**Records**
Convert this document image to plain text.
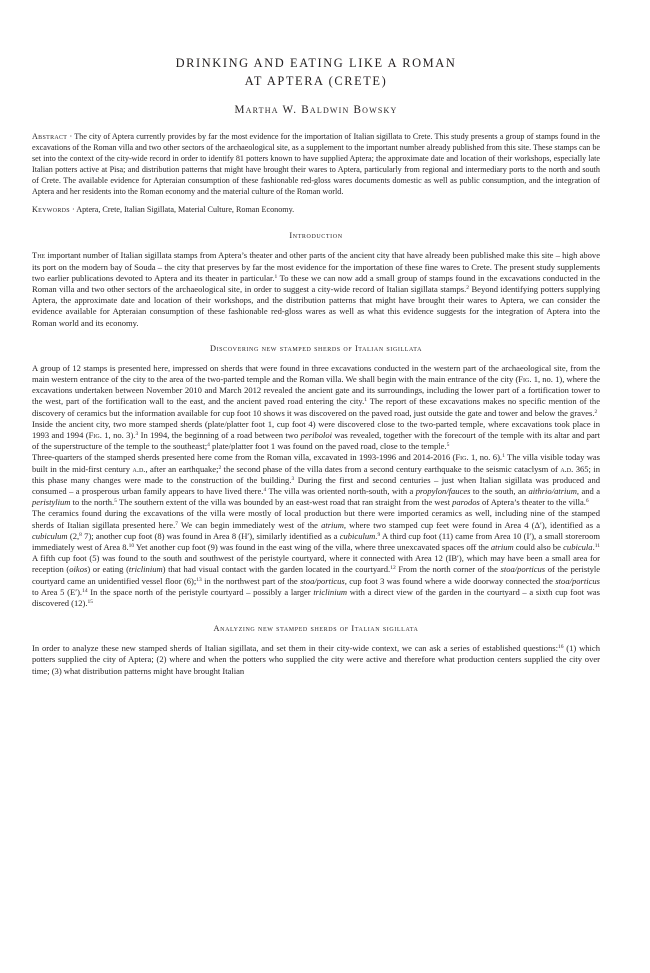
DRINKING AND EATING LIKE A ROMAN
AT APTERA (CRETE)
Martha W. Baldwin Bowsky
Abstract · The city of Aptera currently provides by far the most evidence for the importation of Italian sigillata to Crete. This study presents a group of stamps found in the excavations of the Roman villa and two other sectors of the archaeological site, as a supplement to the important number already published from this site. These stamps can be set into the context of the city-wide record in order to identify 81 potters known to have supplied Aptera; the approximate date and location of their workshops, especially late Italian potters active at Pisa; and distribution patterns that might have brought their wares to Aptera, particularly from regional and intermediary ports to the north and south of Crete. The available evidence for Apteraian consumption of these fashionable red-gloss wares documents domestic as well as public consumption, and the integration of Aptera and her residents into the Roman economy and the material culture of the Roman world.
Keywords · Aptera, Crete, Italian Sigillata, Material Culture, Roman Economy.
Introduction

The important number of Italian sigillata stamps from Aptera’s theater and other parts of the ancient city that have already been published make this site – high above its port on the modern bay of Souda – the city that preserves by far the most evidence for the importation of these fine wares to Crete. The present study supplements two earlier publications devoted to Aptera and its theater in particular.$^1$ To these we can now add a small group of stamps found in the excavations conducted in the Roman villa and two other sectors of the archaeological site, in order to suggest a city-wide record of Italian sigillata stamps.$^2$ Beyond identifying potters supplying Aptera, the approximate date and location of their workshops, and the distribution patterns that might have brought their wares to Aptera, we can consider the evidence available for Apteraian consumption of these fashionable red-gloss wares as well as what this evidence suggests for the integration of Aptera into the Roman world and its economy.

Discovering new stamped sherds of Italian sigillata

A group of 12 stamps is presented here, impressed on sherds that were found in three excavations conducted in the western part of the archaeological site, from the main western entrance of the city to the area of the two-parted temple and the Roman villa. We shall begin with the main entrance of the city (Fig. 1, no. 1), where the excavations undertaken between November 2010 and March 2012 revealed the ancient gate and its surroundings, including the lower part of a fortification tower to the west, part of the fortification wall to the east, and the ancient paved road entering the city.$^1$ The report of these excavations makes no specific mention of the discovery of ceramics but the information available for cup foot 10 shows it was discovered on the paved road, just outside the gate and tower and below the graves.$^2$

Inside the ancient city, two more stamped sherds (plate/platter foot 1, cup foot 4) were discovered close to the two-parted temple, where excavations took place in 1993 and 1994 (Fig. 1, no. 3).$^3$ In 1994, the beginning of a road between two periboloi was revealed, together with the forecourt of the temple with its altar and part of the superstructure of the temple to the southeast;$^4$ plate/platter foot 1 was found on the paved road, close to the temple.$^5$

Three-quarters of the stamped sherds presented here come from the Roman villa, excavated in 1993-1996 and 2014-2016 (Fig. 1, no. 6).$^1$ The villa visible today was built in the mid-first century a.d., after an earthquake;$^2$ the second phase of the villa dates from a second century earthquake to the seismic cataclysm of a.d. 365; in this phase many changes were made to the construction of the building.$^3$ During the first and second centuries – just when Italian sigillata was produced and consumed – a prosperous urban family appears to have lived there.$^4$ The villa was oriented north-south, with a propylon/fauces to the south, an aithrio/atrium, and a peristylium to the north.$^5$ The southern extent of the villa was bounded by an east-west road that ran straight from the west parodos of Aptera’s theater to the villa.$^6$

The ceramics found during the excavations of the villa were mostly of local production but there were imported ceramics as well, including nine of the stamped sherds of Italian sigillata presented here.$^7$ We can begin immediately west of the atrium, where two stamped cup feet were found in Area 4 (Δ′), identified as a cubiculum (2,$^8$ 7); another cup foot (8) was found in Area 8 (H′), similarly identified as a cubiculum.$^9$ A third cup foot (11) came from Area 10 (I′), a small storeroom immediately west of Area 8.10 Yet another cup foot (9) was found in the east wing of the villa, where three unexcavated spaces off the atrium could also be cubicula.$^{11}$ A fifth cup foot (5) was found to the south and southwest of the peristyle courtyard, where it connected with Area 12 (IB′), which may have been a small area for reception (oikos) or eating (triclinium) that had visual contact with the garden located in the courtyard.$^{12}$ From the north corner of the stoa/porticus of the peristyle courtyard came an unidentified vessel floor (6);$^{13}$ in the northwest part of the stoa/porticus, cup foot 3 was found where a wide doorway connected the stoa/porticus to Area 5 (E′).$^{14}$ In the space north of the peristyle courtyard – possibly a larger triclinium with a direct view of the garden in the courtyard – a sixth cup foot was discovered (12).$^{15}$

Analyzing new stamped sherds of Italian sigillata

In order to analyze these new stamped sherds of Italian sigillata, and set them in their city-wide context, we can ask a series of established questions:$^{16}$ (1) which potters supplied the city of Aptera; (2) where and when the potters who supplied the city were active and therefore what production centers supplied the city over time; (3) what distribution patterns might have brought Italian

**Set exercise**
Except for the pictures, copy the material above exactly.

**Task output**
Convert this document image to plain text.
DRINKING AND EATING LIKE A ROMAN
AT APTERA (CRETE)
Martha W. Baldwin Bowsky
Abstract · The city of Aptera currently provides by far the most evidence for the importation of Italian sigillata to Crete. This study presents a group of stamps found in the excavations of the Roman villa and two other sectors of the archaeological site, as a supplement to the important number already published from this site. These stamps can be set into the context of the city-wide record in order to identify 81 potters known to have supplied Aptera; the approximate date and location of their workshops, especially late Italian potters active at Pisa; and distribution patterns that might have brought their wares to Aptera, particularly from regional and intermediary ports to the north and south of Crete. The available evidence for Apteraian consumption of these fashionable red-gloss wares documents domestic as well as public consumption, and the integration of Aptera and her residents into the Roman economy and the material culture of the Roman world.
Keywords · Aptera, Crete, Italian Sigillata, Material Culture, Roman Economy.
Introduction

The important number of Italian sigillata stamps from Aptera’s theater and other parts of the ancient city that have already been published make this site – high above its port on the modern bay of Souda – the city that preserves by far the most evidence for the importation of these fine wares to Crete. The present study supplements two earlier publications devoted to Aptera and its theater in particular.$^1$ To these we can now add a small group of stamps found in the excavations conducted in the Roman villa and two other sectors of the archaeological site, in order to suggest a city-wide record of Italian sigillata stamps.$^2$ Beyond identifying potters supplying Aptera, the approximate date and location of their workshops, and the distribution patterns that might have brought their wares to Aptera, we can consider the evidence available for Apteraian consumption of these fashionable red-gloss wares as well as what this evidence suggests for the integration of Aptera into the Roman world and its economy.

Discovering new stamped sherds of Italian sigillata

A group of 12 stamps is presented here, impressed on sherds that were found in three excavations conducted in the western part of the archaeological site, from the main western entrance of the city to the area of the two-parted temple and the Roman villa. We shall begin with the main entrance of the city (Fig. 1, no. 1), where the excavations undertaken between November 2010 and March 2012 revealed the ancient gate and its surroundings, including the lower part of a fortification tower to the west, part of the fortification wall to the east, and the ancient paved road entering the city.$^1$ The report of these excavations makes no specific mention of the discovery of ceramics but the information available for cup foot 10 shows it was discovered on the paved road, just outside the gate and tower and below the graves.$^2$

Inside the ancient city, two more stamped sherds (plate/platter foot 1, cup foot 4) were discovered close to the two-parted temple, where excavations took place in 1993 and 1994 (Fig. 1, no. 3).$^3$ In 1994, the beginning of a road between two periboloi was revealed, together with the forecourt of the temple with its altar and part of the superstructure of the temple to the southeast;$^4$ plate/platter foot 1 was found on the paved road, close to the temple.$^5$

Three-quarters of the stamped sherds presented here come from the Roman villa, excavated in 1993-1996 and 2014-2016 (Fig. 1, no. 6).$^1$ The villa visible today was built in the mid-first century a.d., after an earthquake;$^2$ the second phase of the villa dates from a second century earthquake to the seismic cataclysm of a.d. 365; in this phase many changes were made to the construction of the building.$^3$ During the first and second centuries – just when Italian sigillata was produced and consumed – a prosperous urban family appears to have lived there.$^4$ The villa was oriented north-south, with a propylon/fauces to the south, an aithrio/atrium, and a peristylium to the north.$^5$ The southern extent of the villa was bounded by an east-west road that ran straight from the west parodos of Aptera’s theater to the villa.$^6$

The ceramics found during the excavations of the villa were mostly of local production but there were imported ceramics as well, including nine of the stamped sherds of Italian sigillata presented here.$^7$ We can begin immediately west of the atrium, where two stamped cup feet were found in Area 4 (Δ′), identified as a cubiculum (2,$^8$ 7); another cup foot (8) was found in Area 8 (H′), similarly identified as a cubiculum.$^9$ A third cup foot (11) came from Area 10 (I′), a small storeroom immediately west of Area 8.10 Yet another cup foot (9) was found in the east wing of the villa, where three unexcavated spaces off the atrium could also be cubicula.$^{11}$ A fifth cup foot (5) was found to the south and southwest of the peristyle courtyard, where it connected with Area 12 (IB′), which may have been a small area for reception (oikos) or eating (triclinium) that had visual contact with the garden located in the courtyard.$^{12}$ From the north corner of the stoa/porticus of the peristyle courtyard came an unidentified vessel floor (6);$^{13}$ in the northwest part of the stoa/porticus, cup foot 3 was found where a wide doorway connected the stoa/porticus to Area 5 (E′).$^{14}$ In the space north of the peristyle courtyard – possibly a larger triclinium with a direct view of the garden in the courtyard – a sixth cup foot was discovered (12).$^{15}$

Analyzing new stamped sherds of Italian sigillata

In order to analyze these new stamped sherds of Italian sigillata, and set them in their city-wide context, we can ask a series of established questions:$^{16}$ (1) which potters supplied the city of Aptera; (2) where and when the potters who supplied the city were active and therefore what production centers supplied the city over time; (3) what distribution patterns might have brought Italian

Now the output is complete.